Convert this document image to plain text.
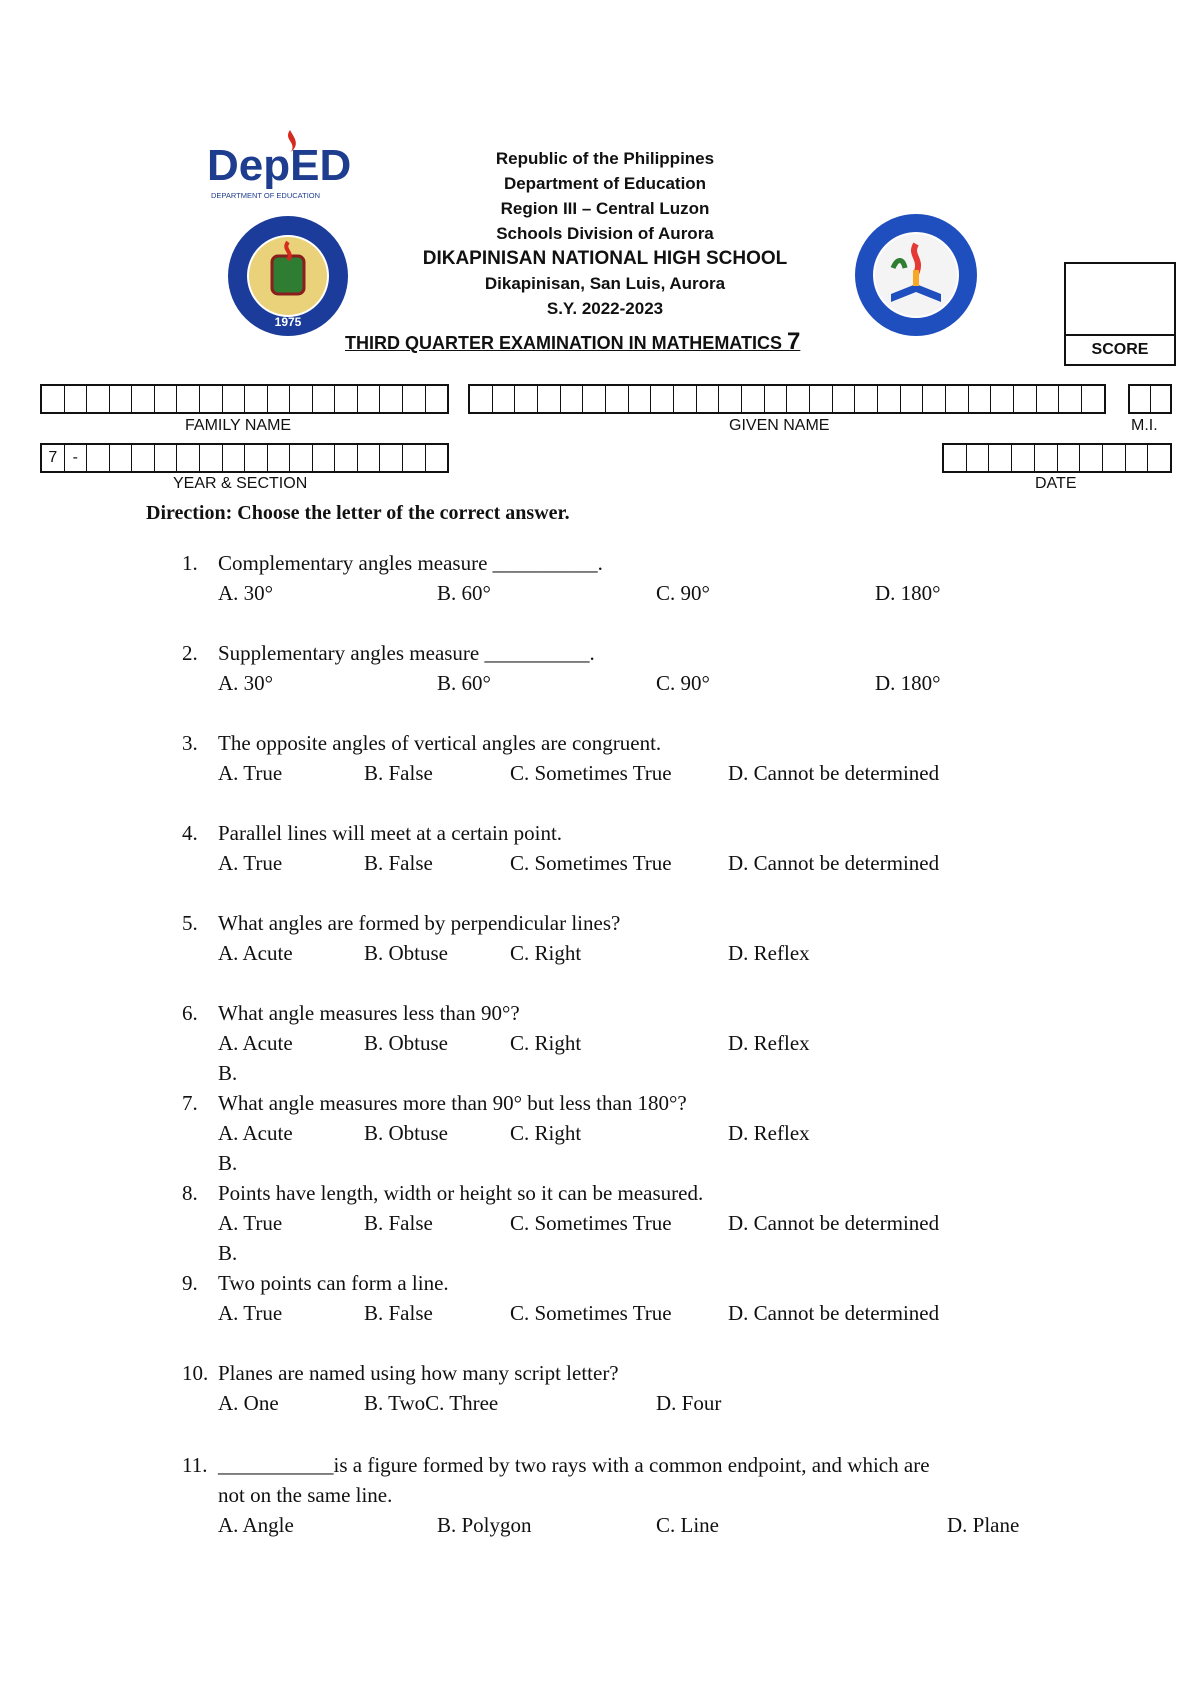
DepED
DEPARTMENT OF EDUCATION
1975
Republic of the Philippines
Department of Education
Region III – Central Luzon
Schools Division of Aurora
DIKAPINISAN NATIONAL HIGH SCHOOL
Dikapinisan, San Luis, Aurora
S.Y. 2022-2023
THIRD QUARTER EXAMINATION IN MATHEMATICS 7	SCORE
FAMILY NAME	GIVEN NAME	M.I.
7 -
YEAR & SECTION	DATE
Direction: Choose the letter of the correct answer.
1. Complementary angles measure __________.
A. 30°	B. 60°	C. 90°	D. 180°
2. Supplementary angles measure __________.
A. 30°	B. 60°	C. 90°	D. 180°
3. The opposite angles of vertical angles are congruent.
A. True	B. False	C. Sometimes True	D. Cannot be determined
4. Parallel lines will meet at a certain point.
A. True	B. False	C. Sometimes True	D. Cannot be determined
5. What angles are formed by perpendicular lines?
A. Acute	B. Obtuse	C. Right	D. Reflex
6. What angle measures less than 90°?
A. Acute	B. Obtuse	C. Right	D. Reflex
B.
7. What angle measures more than 90° but less than 180°?
A. Acute	B. Obtuse	C. Right	D. Reflex
B.
8. Points have length, width or height so it can be measured.
A. True	B. False	C. Sometimes True	D. Cannot be determined
B.
9. Two points can form a line.
A. True	B. False	C. Sometimes True	D. Cannot be determined
10. Planes are named using how many script letter?
A. One	B. TwoC. Three	D. Four
11. ___________is a figure formed by two rays with a common endpoint, and which are
not on the same line.
A. Angle	B. Polygon	C. Line	D. Plane
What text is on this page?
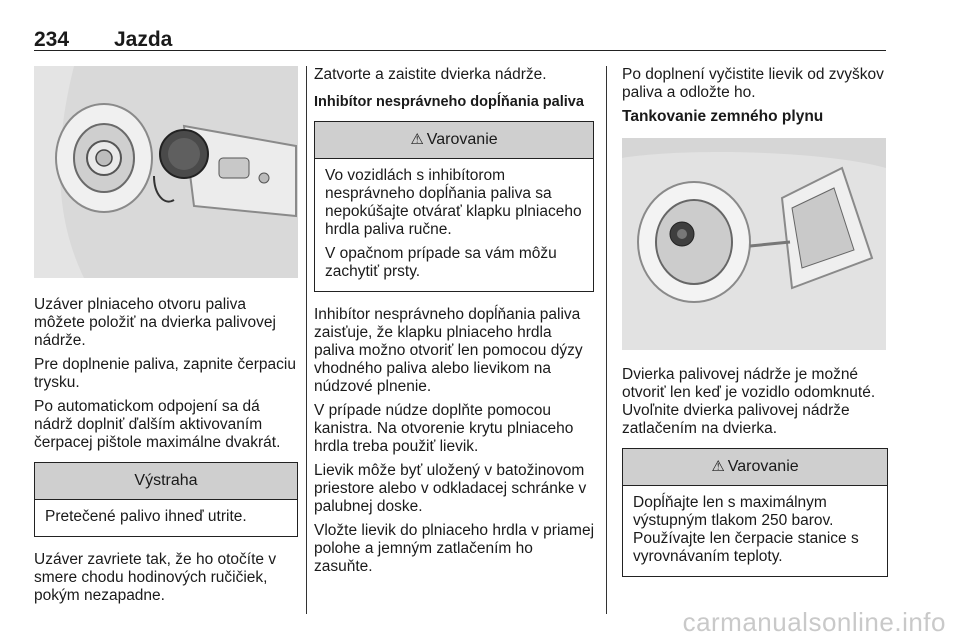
234 Jazda

Uzáver plniaceho otvoru paliva môžete položiť na dvierka palivovej nádrže.

Pre doplnenie paliva, zapnite čerpaciu trysku.

Po automatickom odpojení sa dá nádrž doplniť ďalším aktivovaním čerpacej pištole maximálne dvakrát.

Výstraha

Pretečené palivo ihneď utrite.

Uzáver zavriete tak, že ho otočíte v smere chodu hodinových ručičiek, pokým nezapadne.

Zatvorte a zaistite dvierka nádrže.

Inhibítor nesprávneho dopĺňania paliva
⚠ Varovanie

Vo vozidlách s inhibítorom nesprávneho dopĺňania paliva sa nepokúšajte otvárať klapku plniaceho hrdla paliva ručne.

V opačnom prípade sa vám môžu zachytiť prsty.

Inhibítor nesprávneho dopĺňania paliva zaisťuje, že klapku plniaceho hrdla paliva možno otvoriť len pomocou dýzy vhodného paliva alebo lievikom na núdzové plnenie.

V prípade núdze doplňte pomocou kanistra. Na otvorenie krytu plniaceho hrdla treba použiť lievik.

Lievik môže byť uložený v batožinovom priestore alebo v odkladacej schránke v palubnej doske.

Vložte lievik do plniaceho hrdla v priamej polohe a jemným zatlačením ho zasuňte.

Po doplnení vyčistite lievik od zvyškov paliva a odložte ho.

Tankovanie zemného plynu

Dvierka palivovej nádrže je možné otvoriť len keď je vozidlo odomknuté. Uvoľnite dvierka palivovej nádrže zatlačením na dvierka.

⚠ Varovanie

Dopĺňajte len s maximálnym výstupným tlakom 250 barov. Používajte len čerpacie stanice s vyrovnávaním teploty.

carmanualsonline.info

************

## [What this task involves]
Make a copy of each line that contains the string "Uzáver".

## [The completed task]
Uzáver plniaceho otvoru paliva môžete položiť na dvierka palivovej nádrže.
Uzáver zavriete tak, že ho otočíte v smere chodu hodinových ručičiek, pokým nezapadne.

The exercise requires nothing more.